# WRITTEN PROBLEM
Search the listing below for the string "scattered" and copy every line where it occurs.

----------------

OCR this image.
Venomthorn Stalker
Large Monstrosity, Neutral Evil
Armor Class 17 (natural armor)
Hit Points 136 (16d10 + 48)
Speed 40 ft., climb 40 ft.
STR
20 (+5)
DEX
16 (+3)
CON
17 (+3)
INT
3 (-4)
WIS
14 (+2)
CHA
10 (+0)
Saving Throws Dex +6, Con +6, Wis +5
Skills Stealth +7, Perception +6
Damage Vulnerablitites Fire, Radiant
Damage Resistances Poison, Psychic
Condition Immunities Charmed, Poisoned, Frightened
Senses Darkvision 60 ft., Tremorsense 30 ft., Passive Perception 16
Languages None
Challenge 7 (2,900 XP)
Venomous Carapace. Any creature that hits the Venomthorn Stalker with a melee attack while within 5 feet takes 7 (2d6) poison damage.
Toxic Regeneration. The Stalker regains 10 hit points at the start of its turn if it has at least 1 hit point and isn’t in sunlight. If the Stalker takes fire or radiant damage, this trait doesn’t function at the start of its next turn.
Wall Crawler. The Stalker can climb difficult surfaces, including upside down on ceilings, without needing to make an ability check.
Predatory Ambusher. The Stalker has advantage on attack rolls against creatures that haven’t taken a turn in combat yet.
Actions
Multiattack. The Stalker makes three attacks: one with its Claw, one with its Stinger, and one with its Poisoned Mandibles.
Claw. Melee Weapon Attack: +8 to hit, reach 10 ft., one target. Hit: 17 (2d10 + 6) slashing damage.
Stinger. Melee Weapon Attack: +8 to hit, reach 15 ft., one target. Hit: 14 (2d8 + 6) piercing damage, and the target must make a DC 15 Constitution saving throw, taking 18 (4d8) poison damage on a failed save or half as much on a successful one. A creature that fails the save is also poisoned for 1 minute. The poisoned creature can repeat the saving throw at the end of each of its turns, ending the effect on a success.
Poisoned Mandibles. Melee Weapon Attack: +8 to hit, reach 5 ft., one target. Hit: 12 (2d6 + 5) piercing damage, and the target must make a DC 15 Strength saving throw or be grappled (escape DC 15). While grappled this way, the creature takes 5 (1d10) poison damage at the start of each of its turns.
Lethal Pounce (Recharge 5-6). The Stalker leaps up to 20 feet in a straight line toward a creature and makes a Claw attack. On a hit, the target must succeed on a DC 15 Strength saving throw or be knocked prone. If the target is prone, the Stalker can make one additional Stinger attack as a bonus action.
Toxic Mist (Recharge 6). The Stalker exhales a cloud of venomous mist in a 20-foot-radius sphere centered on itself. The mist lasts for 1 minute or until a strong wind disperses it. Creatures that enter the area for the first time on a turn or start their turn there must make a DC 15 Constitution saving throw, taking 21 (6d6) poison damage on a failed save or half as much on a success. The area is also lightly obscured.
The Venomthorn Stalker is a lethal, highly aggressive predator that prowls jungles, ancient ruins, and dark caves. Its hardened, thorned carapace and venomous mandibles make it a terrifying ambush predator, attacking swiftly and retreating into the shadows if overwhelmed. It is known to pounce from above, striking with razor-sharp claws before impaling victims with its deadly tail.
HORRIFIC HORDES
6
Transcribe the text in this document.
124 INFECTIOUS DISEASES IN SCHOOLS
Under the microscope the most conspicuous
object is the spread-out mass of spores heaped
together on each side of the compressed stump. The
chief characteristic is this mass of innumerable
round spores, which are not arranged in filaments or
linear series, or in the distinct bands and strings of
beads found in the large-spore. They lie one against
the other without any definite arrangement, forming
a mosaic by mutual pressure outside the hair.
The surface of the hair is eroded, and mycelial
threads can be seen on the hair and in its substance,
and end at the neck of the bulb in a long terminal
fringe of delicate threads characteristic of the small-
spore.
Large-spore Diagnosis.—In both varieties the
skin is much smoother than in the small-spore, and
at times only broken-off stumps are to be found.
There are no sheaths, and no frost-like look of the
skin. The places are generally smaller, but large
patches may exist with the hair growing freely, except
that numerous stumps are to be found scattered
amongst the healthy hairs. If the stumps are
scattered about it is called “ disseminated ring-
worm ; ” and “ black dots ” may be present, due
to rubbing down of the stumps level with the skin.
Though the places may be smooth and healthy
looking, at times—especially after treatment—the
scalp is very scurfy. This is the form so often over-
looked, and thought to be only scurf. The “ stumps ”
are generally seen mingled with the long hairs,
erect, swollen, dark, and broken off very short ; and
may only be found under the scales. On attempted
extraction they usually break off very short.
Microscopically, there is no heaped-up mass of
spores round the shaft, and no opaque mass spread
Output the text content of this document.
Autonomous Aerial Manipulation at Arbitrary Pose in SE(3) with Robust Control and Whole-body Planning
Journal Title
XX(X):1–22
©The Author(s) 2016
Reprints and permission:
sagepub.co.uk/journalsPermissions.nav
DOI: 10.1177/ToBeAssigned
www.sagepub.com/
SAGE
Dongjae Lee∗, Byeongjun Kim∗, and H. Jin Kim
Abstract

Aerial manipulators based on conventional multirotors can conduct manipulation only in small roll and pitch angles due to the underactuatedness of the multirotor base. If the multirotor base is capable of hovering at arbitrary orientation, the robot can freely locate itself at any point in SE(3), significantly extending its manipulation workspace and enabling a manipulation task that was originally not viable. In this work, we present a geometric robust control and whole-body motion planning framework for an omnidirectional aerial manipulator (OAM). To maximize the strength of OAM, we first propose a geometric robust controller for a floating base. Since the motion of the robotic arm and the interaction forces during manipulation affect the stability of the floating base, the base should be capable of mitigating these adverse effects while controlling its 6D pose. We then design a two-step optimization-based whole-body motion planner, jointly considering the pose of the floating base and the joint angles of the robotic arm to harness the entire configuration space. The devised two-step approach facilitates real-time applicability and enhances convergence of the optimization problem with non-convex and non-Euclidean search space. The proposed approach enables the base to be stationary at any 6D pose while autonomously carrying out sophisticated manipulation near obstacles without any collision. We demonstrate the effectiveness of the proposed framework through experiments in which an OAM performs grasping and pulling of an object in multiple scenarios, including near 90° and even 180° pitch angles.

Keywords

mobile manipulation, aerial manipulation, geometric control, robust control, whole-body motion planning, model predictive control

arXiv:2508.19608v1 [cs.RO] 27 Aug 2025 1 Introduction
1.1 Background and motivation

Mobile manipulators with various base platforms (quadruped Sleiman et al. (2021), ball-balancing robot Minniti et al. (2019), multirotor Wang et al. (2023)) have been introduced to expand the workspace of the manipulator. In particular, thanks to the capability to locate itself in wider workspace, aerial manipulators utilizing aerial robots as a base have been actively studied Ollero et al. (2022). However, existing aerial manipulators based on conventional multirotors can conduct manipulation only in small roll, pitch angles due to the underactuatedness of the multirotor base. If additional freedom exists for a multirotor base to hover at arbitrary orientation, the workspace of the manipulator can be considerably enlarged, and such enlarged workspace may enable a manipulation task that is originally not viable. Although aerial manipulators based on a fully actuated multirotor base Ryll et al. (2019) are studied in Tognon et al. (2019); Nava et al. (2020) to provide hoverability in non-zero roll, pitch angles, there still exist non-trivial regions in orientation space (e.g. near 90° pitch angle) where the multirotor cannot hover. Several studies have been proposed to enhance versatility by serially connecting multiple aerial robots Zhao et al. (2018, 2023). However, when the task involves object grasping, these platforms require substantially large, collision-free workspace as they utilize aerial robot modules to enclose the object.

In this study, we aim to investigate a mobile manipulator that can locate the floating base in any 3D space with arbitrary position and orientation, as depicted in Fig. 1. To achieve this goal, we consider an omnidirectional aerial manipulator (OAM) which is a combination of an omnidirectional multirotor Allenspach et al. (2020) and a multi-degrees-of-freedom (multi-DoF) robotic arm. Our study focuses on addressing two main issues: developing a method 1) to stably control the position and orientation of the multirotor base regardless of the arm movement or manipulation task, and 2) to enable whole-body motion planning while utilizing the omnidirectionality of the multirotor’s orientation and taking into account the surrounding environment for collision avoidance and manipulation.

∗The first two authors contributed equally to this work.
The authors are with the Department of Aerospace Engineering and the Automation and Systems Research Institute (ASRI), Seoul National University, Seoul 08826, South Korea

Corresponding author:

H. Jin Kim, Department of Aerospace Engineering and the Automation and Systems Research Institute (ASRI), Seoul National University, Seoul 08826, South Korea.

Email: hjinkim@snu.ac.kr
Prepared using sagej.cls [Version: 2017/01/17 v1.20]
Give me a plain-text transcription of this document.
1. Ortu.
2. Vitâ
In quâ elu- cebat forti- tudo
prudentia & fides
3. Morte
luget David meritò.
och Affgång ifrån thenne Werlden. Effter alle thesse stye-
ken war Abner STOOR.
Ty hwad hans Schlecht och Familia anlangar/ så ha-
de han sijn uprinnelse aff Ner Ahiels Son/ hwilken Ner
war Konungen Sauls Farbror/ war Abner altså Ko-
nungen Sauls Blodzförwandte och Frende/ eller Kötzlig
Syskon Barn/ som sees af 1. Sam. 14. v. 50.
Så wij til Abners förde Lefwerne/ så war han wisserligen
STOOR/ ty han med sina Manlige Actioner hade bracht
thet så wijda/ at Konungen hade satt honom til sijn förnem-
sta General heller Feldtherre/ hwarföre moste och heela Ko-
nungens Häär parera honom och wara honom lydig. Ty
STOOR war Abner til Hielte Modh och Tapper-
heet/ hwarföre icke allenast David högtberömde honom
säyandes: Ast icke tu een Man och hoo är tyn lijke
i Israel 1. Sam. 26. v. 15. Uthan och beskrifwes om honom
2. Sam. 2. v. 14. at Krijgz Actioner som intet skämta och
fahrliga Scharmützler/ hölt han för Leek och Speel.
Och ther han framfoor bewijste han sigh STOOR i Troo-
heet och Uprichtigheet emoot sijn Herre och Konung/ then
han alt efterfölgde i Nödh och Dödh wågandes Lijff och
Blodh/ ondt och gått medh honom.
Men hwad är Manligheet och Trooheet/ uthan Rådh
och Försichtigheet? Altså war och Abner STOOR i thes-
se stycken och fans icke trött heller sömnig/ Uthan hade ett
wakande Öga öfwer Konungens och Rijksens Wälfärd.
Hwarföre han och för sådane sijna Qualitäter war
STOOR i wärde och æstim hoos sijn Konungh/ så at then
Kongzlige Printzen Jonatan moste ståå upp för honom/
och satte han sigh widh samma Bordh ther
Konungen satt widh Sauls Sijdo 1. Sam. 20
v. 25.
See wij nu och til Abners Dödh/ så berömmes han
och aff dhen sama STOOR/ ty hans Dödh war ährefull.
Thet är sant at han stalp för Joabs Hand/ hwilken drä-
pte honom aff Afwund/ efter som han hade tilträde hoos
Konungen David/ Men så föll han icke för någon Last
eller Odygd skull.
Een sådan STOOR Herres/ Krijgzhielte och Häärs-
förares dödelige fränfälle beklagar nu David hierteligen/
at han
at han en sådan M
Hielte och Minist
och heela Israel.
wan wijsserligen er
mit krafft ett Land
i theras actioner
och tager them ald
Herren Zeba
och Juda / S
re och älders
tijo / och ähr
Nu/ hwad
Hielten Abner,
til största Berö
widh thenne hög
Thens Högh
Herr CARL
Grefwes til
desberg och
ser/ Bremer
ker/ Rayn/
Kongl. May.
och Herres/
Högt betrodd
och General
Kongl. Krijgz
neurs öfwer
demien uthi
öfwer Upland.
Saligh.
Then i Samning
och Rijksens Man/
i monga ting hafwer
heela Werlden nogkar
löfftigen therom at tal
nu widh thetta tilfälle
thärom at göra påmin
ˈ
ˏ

----------------

# WRITTEN ANSWER
that numerous stumps are to be found scattered
scattered about it is called “ disseminated ring-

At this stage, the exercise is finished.